Records to use.
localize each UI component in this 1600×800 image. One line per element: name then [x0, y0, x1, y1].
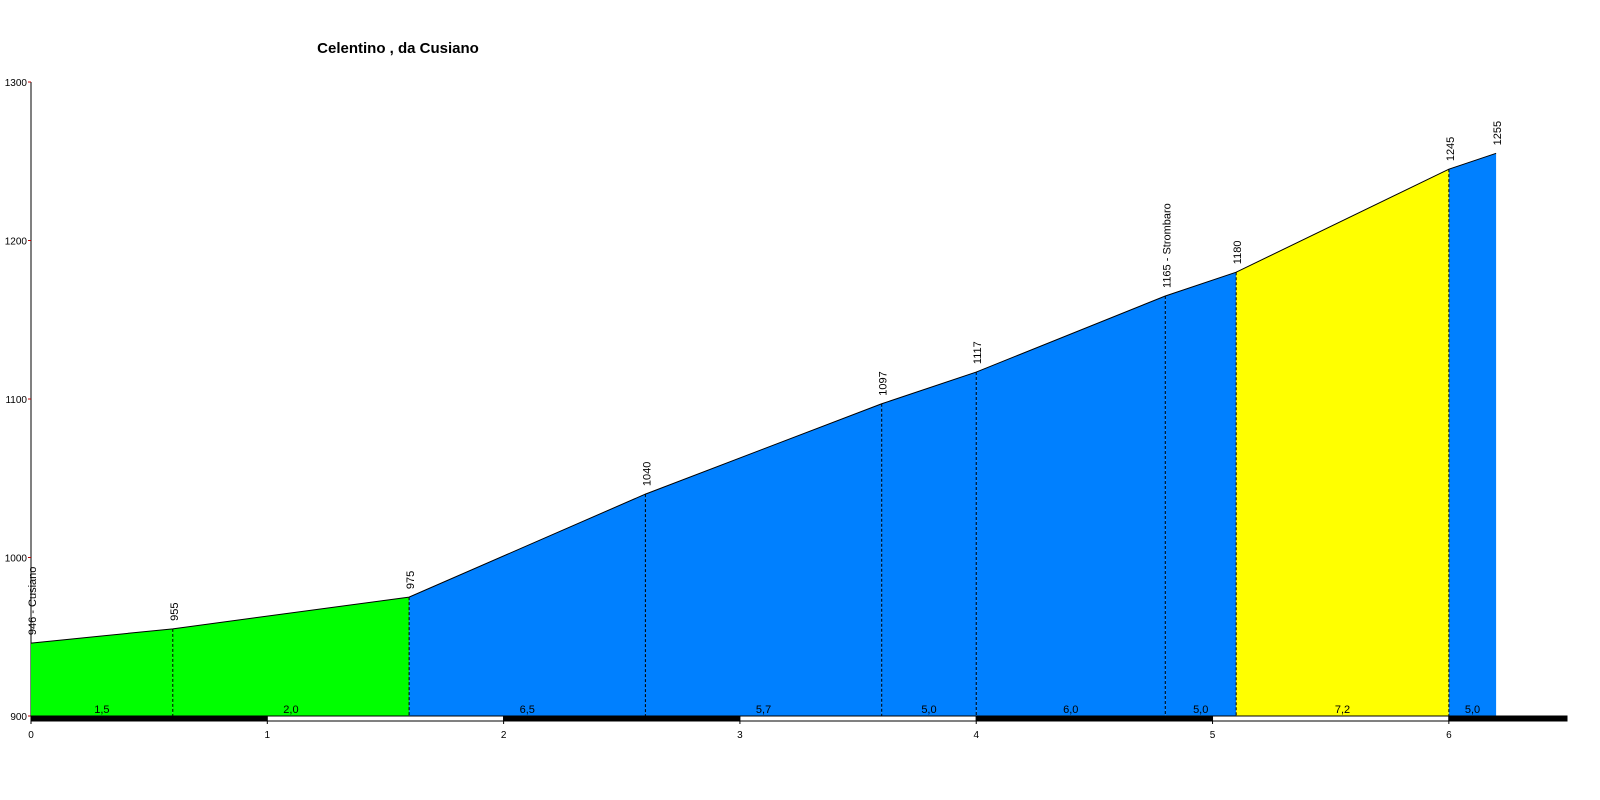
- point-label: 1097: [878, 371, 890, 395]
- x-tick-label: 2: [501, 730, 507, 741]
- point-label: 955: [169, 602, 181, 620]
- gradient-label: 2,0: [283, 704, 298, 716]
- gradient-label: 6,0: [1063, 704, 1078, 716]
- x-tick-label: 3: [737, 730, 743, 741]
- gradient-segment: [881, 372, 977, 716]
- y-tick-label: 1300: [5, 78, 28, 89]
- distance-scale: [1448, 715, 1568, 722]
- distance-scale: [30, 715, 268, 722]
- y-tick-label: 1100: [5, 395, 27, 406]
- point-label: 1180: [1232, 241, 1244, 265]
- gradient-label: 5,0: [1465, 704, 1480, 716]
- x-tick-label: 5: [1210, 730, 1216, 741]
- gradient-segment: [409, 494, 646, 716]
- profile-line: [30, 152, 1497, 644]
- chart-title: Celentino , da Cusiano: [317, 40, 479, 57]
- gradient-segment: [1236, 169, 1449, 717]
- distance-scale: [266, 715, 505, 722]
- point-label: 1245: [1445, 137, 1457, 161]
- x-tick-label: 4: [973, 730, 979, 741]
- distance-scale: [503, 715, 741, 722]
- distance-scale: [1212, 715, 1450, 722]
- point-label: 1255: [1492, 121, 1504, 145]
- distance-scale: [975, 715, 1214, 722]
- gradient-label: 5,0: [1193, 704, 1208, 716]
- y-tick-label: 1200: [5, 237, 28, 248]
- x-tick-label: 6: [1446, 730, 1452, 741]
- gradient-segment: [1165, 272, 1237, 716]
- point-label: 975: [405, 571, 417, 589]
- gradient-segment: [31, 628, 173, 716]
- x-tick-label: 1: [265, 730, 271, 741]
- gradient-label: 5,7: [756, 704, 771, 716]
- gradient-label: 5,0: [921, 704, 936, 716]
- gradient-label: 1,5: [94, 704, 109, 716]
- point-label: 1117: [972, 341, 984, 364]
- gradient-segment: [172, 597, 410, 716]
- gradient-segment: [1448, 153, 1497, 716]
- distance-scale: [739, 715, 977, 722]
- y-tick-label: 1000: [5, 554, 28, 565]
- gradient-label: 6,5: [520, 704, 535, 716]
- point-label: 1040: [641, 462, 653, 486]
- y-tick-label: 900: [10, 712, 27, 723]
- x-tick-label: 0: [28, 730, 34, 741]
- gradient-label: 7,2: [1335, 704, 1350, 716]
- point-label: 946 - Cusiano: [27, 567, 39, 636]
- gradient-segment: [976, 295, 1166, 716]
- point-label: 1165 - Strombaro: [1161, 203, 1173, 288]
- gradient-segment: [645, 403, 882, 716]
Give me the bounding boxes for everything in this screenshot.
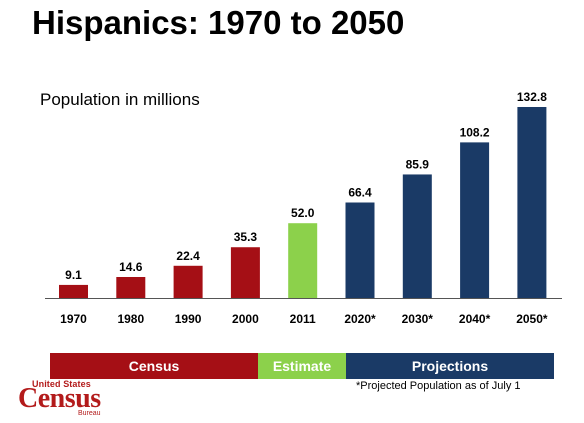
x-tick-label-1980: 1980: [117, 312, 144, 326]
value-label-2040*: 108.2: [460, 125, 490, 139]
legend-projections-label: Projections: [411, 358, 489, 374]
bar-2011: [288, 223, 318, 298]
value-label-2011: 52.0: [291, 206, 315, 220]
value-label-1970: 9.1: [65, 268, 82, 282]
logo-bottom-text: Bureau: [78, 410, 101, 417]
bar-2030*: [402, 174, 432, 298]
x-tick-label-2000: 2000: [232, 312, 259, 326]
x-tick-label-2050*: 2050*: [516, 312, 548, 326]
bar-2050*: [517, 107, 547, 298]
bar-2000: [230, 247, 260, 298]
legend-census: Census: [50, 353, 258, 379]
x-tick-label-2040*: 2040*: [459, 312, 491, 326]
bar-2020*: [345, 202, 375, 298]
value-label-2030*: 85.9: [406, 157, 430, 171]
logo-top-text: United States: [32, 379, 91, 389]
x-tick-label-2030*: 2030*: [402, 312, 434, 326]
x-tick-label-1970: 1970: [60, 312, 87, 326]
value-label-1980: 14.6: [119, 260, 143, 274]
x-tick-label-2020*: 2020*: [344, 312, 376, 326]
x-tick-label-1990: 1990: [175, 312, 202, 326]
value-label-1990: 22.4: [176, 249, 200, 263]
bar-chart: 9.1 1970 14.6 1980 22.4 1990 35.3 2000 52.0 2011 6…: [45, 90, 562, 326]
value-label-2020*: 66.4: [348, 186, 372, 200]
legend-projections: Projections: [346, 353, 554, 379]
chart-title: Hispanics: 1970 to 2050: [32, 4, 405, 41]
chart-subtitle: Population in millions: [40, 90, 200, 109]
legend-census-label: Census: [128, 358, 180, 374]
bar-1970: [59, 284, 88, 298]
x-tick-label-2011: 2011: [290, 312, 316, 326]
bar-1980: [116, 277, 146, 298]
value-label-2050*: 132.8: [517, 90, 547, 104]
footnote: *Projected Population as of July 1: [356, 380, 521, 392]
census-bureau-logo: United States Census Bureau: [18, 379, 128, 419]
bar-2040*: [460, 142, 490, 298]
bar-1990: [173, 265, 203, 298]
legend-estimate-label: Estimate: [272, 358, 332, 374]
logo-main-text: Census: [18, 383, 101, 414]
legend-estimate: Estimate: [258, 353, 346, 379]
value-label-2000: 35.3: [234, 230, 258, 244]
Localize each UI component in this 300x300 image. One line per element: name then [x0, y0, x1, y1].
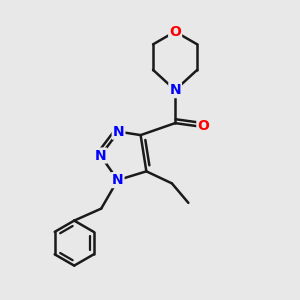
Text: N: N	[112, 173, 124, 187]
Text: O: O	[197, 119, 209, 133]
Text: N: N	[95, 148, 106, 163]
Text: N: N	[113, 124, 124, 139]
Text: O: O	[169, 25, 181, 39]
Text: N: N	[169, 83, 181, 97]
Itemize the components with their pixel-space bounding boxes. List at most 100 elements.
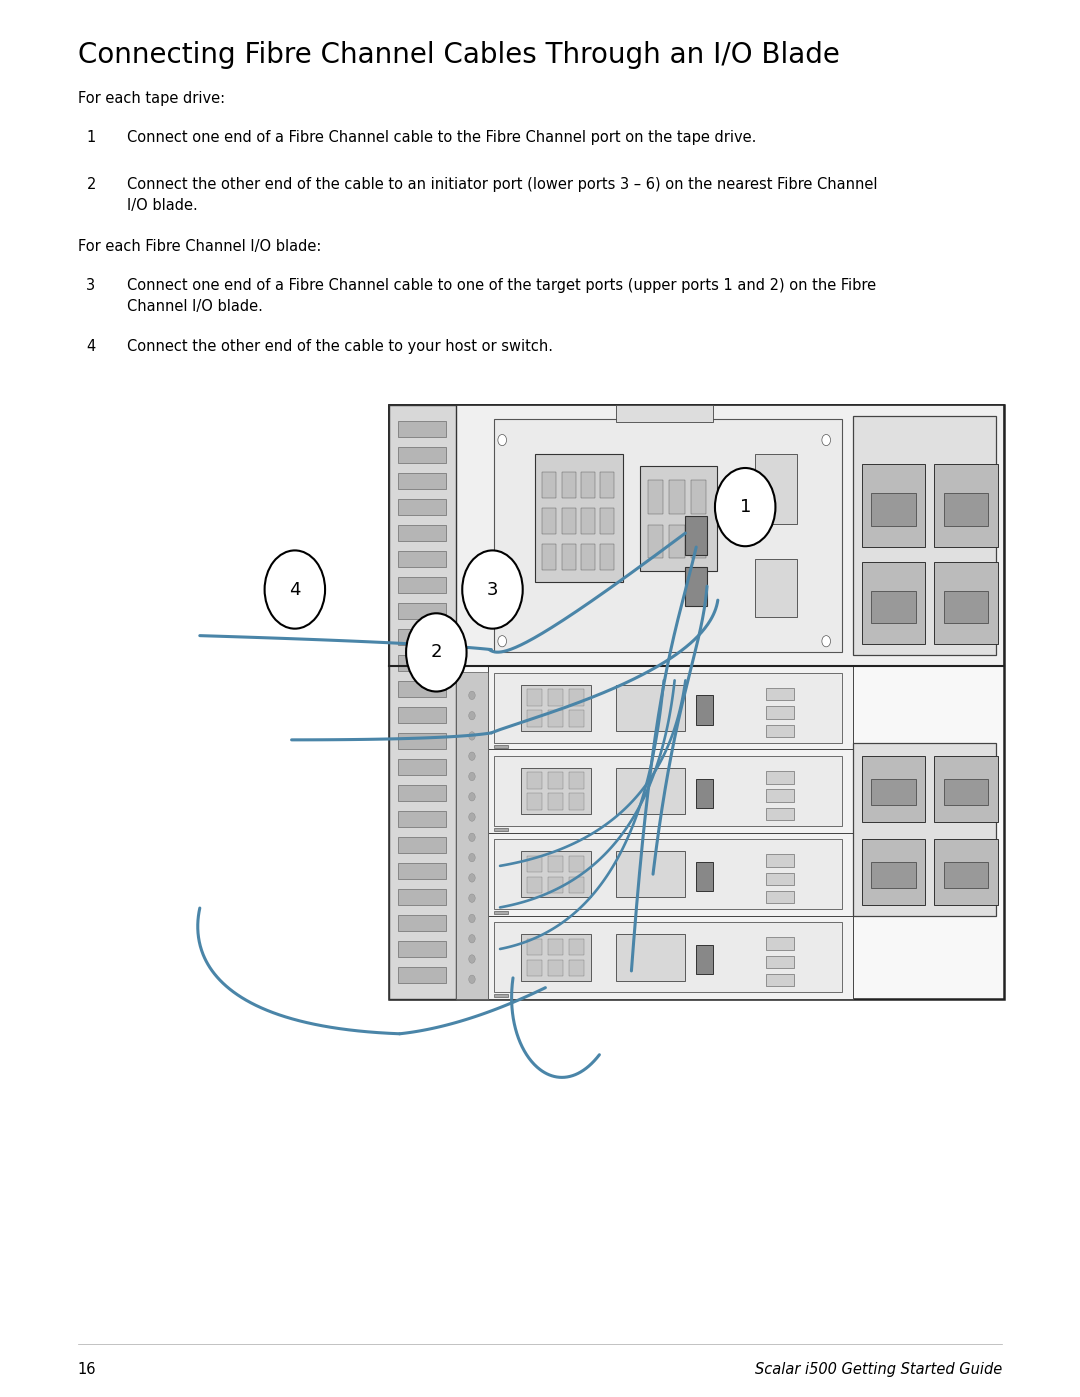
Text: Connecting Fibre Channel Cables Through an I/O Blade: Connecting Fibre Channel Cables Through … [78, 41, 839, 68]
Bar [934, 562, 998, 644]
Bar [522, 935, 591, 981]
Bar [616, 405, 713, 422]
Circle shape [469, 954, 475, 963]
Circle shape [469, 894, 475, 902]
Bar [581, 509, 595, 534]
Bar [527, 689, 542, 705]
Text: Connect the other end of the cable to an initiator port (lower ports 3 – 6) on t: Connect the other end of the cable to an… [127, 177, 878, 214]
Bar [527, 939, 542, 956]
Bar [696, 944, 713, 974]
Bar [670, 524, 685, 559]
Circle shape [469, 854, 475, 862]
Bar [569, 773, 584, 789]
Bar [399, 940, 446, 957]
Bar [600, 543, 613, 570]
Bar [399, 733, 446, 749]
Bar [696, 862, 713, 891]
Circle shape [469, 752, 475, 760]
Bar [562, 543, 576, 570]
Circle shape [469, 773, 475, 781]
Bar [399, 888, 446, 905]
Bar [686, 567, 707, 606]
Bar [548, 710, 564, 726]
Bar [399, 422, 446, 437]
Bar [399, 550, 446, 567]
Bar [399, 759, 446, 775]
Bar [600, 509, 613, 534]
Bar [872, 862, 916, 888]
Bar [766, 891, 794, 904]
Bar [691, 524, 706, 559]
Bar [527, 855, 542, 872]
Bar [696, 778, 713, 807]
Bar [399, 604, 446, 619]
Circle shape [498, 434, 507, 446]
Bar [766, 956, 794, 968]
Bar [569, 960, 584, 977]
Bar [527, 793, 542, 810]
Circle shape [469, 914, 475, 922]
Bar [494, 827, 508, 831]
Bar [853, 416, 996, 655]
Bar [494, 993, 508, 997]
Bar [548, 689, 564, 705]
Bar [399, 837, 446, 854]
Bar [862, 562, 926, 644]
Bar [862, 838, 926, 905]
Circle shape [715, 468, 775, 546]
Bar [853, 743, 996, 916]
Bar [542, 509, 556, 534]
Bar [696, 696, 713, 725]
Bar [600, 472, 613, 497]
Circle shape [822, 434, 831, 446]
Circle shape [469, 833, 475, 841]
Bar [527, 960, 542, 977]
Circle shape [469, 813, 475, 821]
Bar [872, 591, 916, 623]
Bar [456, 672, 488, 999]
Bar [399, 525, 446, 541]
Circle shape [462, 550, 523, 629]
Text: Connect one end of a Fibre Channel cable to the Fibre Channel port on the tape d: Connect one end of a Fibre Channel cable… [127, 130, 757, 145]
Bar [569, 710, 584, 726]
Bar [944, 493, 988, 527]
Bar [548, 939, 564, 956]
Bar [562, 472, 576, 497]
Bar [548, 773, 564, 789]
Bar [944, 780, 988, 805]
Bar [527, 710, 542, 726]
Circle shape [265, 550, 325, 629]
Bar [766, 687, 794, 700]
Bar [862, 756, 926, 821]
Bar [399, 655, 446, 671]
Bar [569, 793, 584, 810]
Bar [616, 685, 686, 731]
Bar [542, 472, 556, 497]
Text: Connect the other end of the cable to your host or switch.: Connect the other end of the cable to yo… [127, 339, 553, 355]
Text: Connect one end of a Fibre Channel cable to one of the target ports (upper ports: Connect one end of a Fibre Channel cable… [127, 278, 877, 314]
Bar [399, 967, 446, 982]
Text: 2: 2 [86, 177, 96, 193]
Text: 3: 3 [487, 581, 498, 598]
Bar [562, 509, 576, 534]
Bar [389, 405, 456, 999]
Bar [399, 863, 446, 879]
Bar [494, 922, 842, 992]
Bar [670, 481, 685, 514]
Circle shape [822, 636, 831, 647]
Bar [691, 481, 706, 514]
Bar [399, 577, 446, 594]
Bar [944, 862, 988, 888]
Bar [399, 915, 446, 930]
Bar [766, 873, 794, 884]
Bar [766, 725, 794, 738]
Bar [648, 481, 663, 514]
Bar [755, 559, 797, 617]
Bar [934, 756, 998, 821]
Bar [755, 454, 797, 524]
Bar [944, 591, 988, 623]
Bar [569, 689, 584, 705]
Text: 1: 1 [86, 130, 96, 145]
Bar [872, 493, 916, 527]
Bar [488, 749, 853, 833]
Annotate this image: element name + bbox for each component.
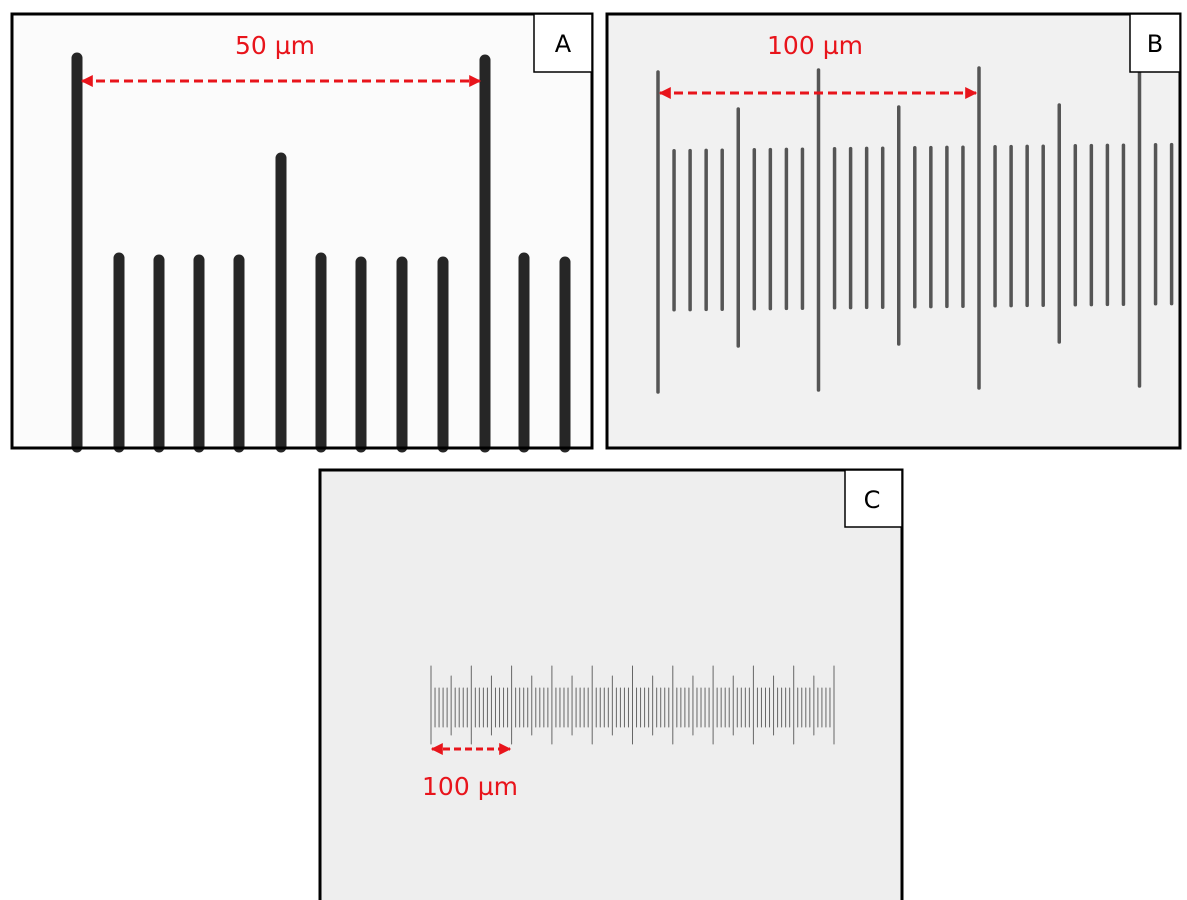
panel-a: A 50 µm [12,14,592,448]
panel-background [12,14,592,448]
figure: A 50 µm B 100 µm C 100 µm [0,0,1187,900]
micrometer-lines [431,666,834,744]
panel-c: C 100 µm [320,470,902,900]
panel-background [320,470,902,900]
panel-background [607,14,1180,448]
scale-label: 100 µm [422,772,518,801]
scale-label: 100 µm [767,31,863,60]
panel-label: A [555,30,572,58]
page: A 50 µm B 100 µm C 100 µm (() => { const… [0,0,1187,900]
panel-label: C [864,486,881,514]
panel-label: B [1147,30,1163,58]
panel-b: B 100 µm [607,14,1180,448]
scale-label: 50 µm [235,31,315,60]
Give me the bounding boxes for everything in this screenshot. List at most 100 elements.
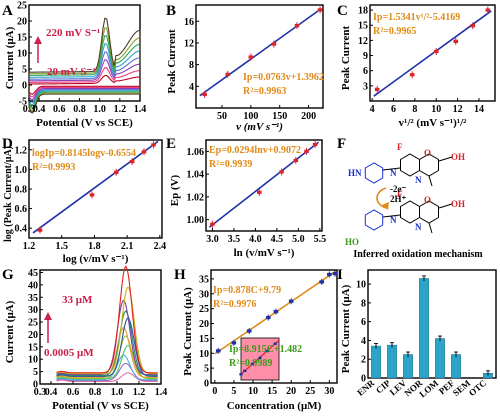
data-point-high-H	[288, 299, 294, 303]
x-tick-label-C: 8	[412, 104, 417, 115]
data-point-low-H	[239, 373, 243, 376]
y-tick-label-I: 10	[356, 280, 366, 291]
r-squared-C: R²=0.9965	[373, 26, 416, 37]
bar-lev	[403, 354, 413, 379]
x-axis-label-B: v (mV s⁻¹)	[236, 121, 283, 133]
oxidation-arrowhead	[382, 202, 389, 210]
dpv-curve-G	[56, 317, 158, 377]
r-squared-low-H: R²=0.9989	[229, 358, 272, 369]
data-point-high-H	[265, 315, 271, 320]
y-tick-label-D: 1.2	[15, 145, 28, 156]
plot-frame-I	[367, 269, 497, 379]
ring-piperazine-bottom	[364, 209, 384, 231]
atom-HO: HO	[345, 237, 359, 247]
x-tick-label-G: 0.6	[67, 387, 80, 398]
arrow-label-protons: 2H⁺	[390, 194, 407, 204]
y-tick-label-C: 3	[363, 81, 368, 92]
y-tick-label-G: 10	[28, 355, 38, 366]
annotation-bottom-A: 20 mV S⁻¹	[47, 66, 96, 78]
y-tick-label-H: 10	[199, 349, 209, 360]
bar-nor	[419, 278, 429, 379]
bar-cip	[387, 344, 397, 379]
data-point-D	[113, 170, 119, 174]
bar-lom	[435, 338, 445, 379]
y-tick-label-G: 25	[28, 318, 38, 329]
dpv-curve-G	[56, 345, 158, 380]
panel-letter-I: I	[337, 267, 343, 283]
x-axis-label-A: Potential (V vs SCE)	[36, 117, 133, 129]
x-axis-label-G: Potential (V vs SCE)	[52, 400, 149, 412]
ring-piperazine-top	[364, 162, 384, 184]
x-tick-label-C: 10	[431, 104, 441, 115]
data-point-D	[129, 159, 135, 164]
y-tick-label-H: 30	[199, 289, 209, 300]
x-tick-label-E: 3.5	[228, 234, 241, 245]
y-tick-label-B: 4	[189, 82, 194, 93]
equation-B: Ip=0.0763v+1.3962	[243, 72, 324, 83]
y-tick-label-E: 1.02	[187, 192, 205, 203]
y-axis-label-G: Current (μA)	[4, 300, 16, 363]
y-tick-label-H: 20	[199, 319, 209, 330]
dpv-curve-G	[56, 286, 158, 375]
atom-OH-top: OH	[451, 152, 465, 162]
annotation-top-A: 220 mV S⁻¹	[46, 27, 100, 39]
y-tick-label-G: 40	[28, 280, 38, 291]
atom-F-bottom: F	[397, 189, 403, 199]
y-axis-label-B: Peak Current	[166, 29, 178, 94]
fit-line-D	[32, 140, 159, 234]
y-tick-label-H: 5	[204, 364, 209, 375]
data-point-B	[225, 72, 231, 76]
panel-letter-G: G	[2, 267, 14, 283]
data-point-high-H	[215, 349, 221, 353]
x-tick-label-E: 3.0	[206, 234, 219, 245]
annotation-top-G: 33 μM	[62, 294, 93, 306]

Directions. Rewrite the stretch of the material from the line containing "Text: Connecting Fibre" through the line containing "Bar [766, 891, 794, 904]", changing every "Circle shape" to "Round marker" and leaving all else unchanged.

Answer to this exercise.
Text: Connecting Fibre Channel Cables Through an I/O Blade: Connecting Fibre Channel Cables Through … [78, 41, 839, 68]
Bar [934, 562, 998, 644]
Bar [522, 935, 591, 981]
Bar [616, 405, 713, 422]
Round marker [469, 954, 475, 963]
Round marker [469, 894, 475, 902]
Bar [581, 509, 595, 534]
Bar [527, 689, 542, 705]
Text: Connect the other end of the cable to an initiator port (lower ports 3 – 6) on t: Connect the other end of the cable to an… [127, 177, 878, 214]
Bar [527, 939, 542, 956]
Bar [696, 944, 713, 974]
Bar [670, 524, 685, 559]
Round marker [469, 854, 475, 862]
Bar [569, 773, 584, 789]
Bar [399, 940, 446, 957]
Bar [600, 543, 613, 570]
Bar [399, 733, 446, 749]
Bar [696, 862, 713, 891]
Round marker [469, 752, 475, 760]
Bar [562, 543, 576, 570]
Round marker [469, 773, 475, 781]
Bar [399, 888, 446, 905]
Bar [686, 567, 707, 606]
Bar [548, 710, 564, 726]
Bar [399, 422, 446, 437]
Bar [399, 550, 446, 567]
Bar [399, 759, 446, 775]
Bar [600, 509, 613, 534]
Bar [872, 862, 916, 888]
Bar [766, 891, 794, 904]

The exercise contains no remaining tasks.